## Stated problem
Every record must be repeated exactly; omit any pictures they contain.

Figure record extracts:
--- --- ---
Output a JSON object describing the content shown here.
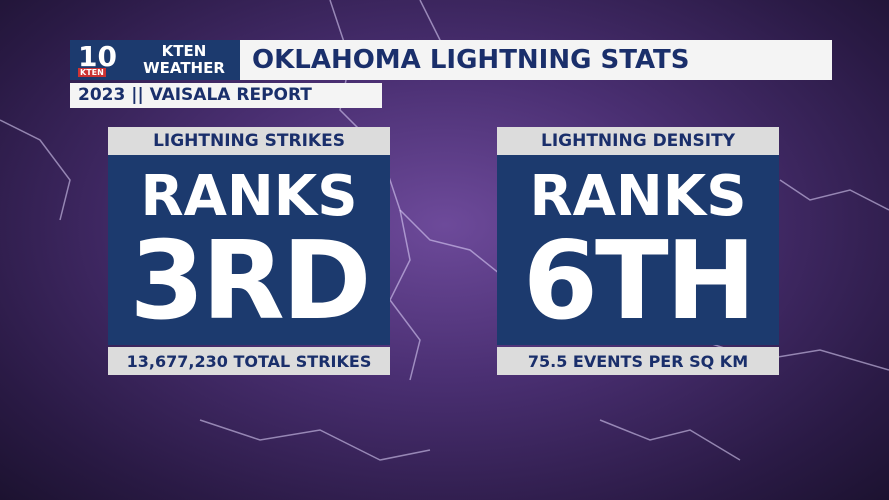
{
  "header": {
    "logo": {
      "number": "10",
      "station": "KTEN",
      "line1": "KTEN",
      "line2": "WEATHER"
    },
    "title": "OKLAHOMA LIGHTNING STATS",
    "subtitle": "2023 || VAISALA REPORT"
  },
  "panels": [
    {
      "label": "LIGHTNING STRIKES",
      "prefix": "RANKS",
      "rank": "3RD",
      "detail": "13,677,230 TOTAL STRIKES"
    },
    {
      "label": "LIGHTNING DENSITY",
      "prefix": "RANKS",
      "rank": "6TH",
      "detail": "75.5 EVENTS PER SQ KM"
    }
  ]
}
--- --- ---
## Answer to this exercise
Output a JSON object describing the content shown here.
{
  "header": {
    "logo": {
      "number": "10",
      "station": "KTEN",
      "line1": "KTEN",
      "line2": "WEATHER"
    },
    "title": "OKLAHOMA LIGHTNING STATS",
    "subtitle": "2023 || VAISALA REPORT"
  },
  "panels": [
    {
      "label": "LIGHTNING STRIKES",
      "prefix": "RANKS",
      "rank": "3RD",
      "detail": "13,677,230 TOTAL STRIKES"
    },
    {
      "label": "LIGHTNING DENSITY",
      "prefix": "RANKS",
      "rank": "6TH",
      "detail": "75.5 EVENTS PER SQ KM"
    }
  ]
}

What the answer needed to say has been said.